Set exercise>
Write the records below out again exactly as given, with no images.

-- start Source material --

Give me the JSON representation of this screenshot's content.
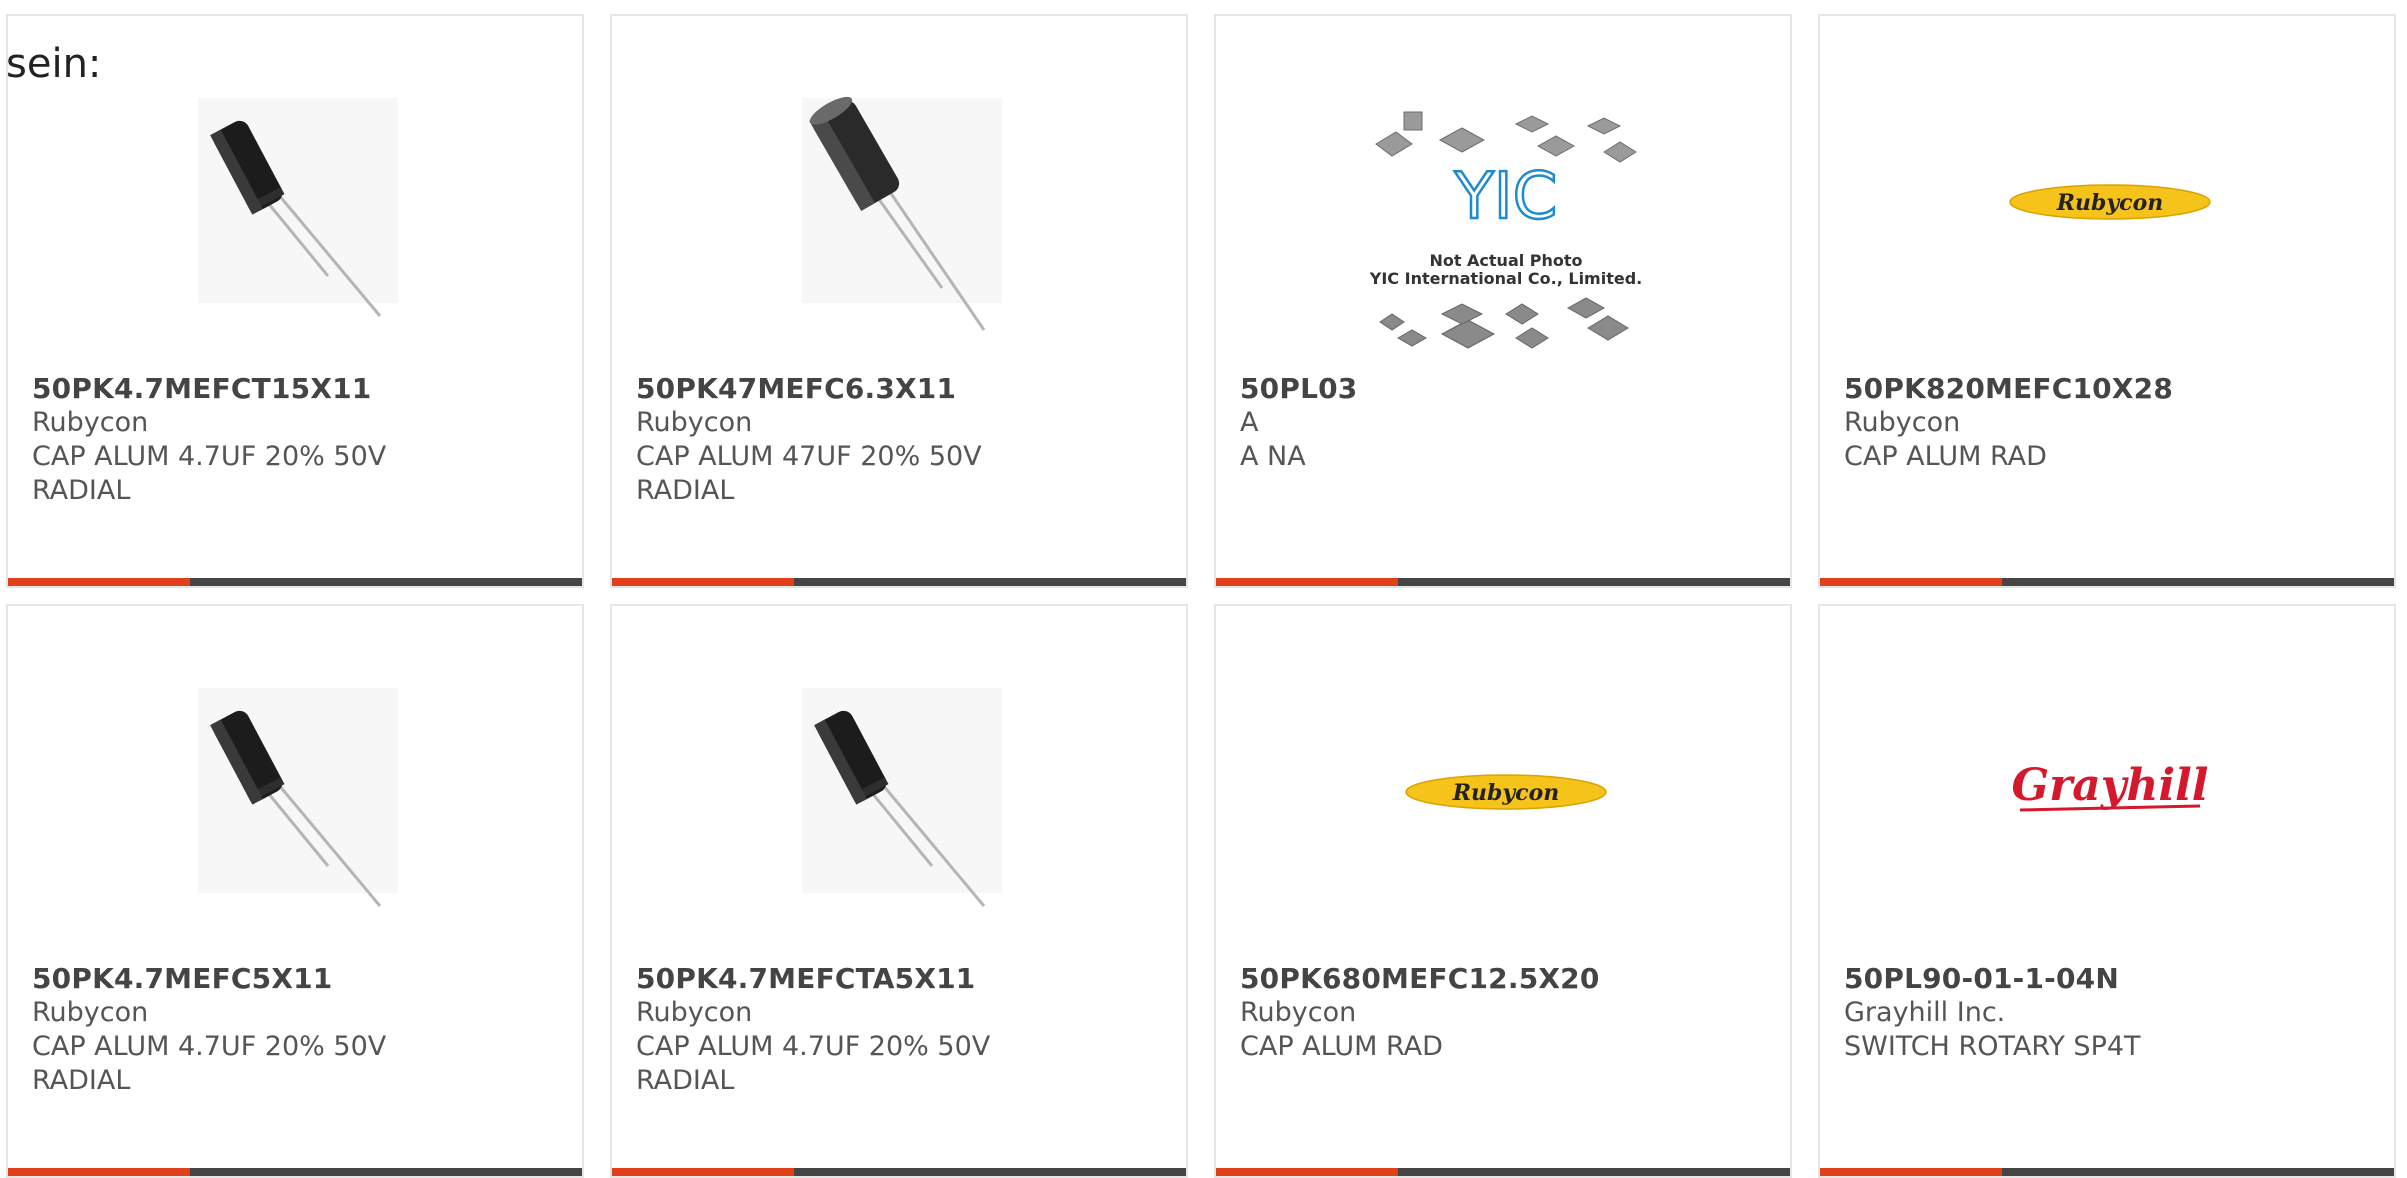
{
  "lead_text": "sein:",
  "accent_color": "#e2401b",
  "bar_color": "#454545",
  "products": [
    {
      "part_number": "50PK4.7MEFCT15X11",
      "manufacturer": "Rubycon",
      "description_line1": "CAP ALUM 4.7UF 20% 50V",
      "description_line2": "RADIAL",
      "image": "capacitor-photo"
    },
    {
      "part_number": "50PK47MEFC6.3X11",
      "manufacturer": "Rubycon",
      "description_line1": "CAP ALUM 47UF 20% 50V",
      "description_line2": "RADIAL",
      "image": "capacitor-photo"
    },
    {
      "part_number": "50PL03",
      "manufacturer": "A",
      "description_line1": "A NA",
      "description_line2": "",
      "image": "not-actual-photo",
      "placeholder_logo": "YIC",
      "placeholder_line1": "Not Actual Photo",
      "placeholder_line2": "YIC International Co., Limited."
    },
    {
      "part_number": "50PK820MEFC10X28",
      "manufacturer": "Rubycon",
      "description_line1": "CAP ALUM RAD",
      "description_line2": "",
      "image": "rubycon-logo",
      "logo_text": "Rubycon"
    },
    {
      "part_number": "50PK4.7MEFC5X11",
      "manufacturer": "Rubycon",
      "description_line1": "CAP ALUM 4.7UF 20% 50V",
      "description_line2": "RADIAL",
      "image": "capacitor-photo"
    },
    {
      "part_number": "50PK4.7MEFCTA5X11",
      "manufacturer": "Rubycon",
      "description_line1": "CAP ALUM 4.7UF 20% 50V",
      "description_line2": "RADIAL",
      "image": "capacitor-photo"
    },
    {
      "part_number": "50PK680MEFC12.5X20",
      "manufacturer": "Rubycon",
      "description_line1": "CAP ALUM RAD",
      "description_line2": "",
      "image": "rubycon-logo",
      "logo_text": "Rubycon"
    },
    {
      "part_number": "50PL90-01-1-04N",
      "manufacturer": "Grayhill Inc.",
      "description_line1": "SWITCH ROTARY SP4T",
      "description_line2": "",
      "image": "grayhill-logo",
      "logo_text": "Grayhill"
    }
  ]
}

-- end Source material --

Problem solution>
Give me the JSON representation of this screenshot's content.
{
  "lead_text": "sein:",
  "accent_color": "#e2401b",
  "bar_color": "#454545",
  "products": [
    {
      "part_number": "50PK4.7MEFCT15X11",
      "manufacturer": "Rubycon",
      "description_line1": "CAP ALUM 4.7UF 20% 50V",
      "description_line2": "RADIAL",
      "image": "capacitor-photo"
    },
    {
      "part_number": "50PK47MEFC6.3X11",
      "manufacturer": "Rubycon",
      "description_line1": "CAP ALUM 47UF 20% 50V",
      "description_line2": "RADIAL",
      "image": "capacitor-photo"
    },
    {
      "part_number": "50PL03",
      "manufacturer": "A",
      "description_line1": "A NA",
      "description_line2": "",
      "image": "not-actual-photo",
      "placeholder_logo": "YIC",
      "placeholder_line1": "Not Actual Photo",
      "placeholder_line2": "YIC International Co., Limited."
    },
    {
      "part_number": "50PK820MEFC10X28",
      "manufacturer": "Rubycon",
      "description_line1": "CAP ALUM RAD",
      "description_line2": "",
      "image": "rubycon-logo",
      "logo_text": "Rubycon"
    },
    {
      "part_number": "50PK4.7MEFC5X11",
      "manufacturer": "Rubycon",
      "description_line1": "CAP ALUM 4.7UF 20% 50V",
      "description_line2": "RADIAL",
      "image": "capacitor-photo"
    },
    {
      "part_number": "50PK4.7MEFCTA5X11",
      "manufacturer": "Rubycon",
      "description_line1": "CAP ALUM 4.7UF 20% 50V",
      "description_line2": "RADIAL",
      "image": "capacitor-photo"
    },
    {
      "part_number": "50PK680MEFC12.5X20",
      "manufacturer": "Rubycon",
      "description_line1": "CAP ALUM RAD",
      "description_line2": "",
      "image": "rubycon-logo",
      "logo_text": "Rubycon"
    },
    {
      "part_number": "50PL90-01-1-04N",
      "manufacturer": "Grayhill Inc.",
      "description_line1": "SWITCH ROTARY SP4T",
      "description_line2": "",
      "image": "grayhill-logo",
      "logo_text": "Grayhill"
    }
  ]
}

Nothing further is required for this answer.